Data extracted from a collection
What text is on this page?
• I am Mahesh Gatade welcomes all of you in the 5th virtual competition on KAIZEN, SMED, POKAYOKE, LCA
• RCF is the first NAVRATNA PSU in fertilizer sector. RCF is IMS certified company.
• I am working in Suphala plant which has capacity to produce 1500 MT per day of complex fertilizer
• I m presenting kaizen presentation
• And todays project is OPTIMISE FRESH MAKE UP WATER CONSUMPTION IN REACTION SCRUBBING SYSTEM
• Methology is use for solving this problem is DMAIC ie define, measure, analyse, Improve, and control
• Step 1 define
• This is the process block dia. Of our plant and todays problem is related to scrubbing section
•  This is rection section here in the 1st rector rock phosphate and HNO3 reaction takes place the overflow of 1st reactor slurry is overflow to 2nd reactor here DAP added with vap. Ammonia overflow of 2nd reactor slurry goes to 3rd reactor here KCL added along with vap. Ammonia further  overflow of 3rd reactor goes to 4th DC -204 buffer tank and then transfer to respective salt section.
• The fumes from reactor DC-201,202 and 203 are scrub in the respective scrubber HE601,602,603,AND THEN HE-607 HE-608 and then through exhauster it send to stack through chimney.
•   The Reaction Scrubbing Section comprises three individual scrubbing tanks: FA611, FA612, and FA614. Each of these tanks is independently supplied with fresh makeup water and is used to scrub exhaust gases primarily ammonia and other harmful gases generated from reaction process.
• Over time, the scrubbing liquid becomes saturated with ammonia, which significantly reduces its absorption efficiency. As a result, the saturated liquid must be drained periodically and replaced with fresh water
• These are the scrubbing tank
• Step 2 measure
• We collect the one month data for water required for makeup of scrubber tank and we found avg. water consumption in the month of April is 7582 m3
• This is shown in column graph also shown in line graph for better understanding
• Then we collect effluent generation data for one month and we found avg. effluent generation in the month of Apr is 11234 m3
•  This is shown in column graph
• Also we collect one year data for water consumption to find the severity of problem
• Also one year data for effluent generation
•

==

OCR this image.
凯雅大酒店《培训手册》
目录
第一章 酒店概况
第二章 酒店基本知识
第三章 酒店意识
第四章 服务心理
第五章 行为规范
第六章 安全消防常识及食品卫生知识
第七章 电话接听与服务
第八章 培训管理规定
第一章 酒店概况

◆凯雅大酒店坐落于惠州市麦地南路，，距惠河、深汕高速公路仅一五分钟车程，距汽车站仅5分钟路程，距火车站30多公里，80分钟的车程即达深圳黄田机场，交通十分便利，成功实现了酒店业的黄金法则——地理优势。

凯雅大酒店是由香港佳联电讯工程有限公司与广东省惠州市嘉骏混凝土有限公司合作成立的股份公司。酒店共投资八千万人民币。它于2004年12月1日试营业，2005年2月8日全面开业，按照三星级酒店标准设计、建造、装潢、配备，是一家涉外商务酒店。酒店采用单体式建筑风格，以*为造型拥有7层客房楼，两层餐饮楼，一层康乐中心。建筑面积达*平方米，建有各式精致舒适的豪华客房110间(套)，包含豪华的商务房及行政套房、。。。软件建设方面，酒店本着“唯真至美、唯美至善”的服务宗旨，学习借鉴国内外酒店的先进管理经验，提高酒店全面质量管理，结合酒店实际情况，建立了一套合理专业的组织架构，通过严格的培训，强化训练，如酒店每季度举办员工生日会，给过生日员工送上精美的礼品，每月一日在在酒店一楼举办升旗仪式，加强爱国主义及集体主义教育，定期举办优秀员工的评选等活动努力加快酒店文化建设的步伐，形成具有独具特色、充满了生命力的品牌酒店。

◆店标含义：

#### Set exercise:
Find the lines that include the string "generation", then copy each of them.

#### Output for this exercise:
• Then we collect effluent generation data for one month and we found avg. effluent generation in the month of Apr is 11234 m3
• Also one year data for effluent generation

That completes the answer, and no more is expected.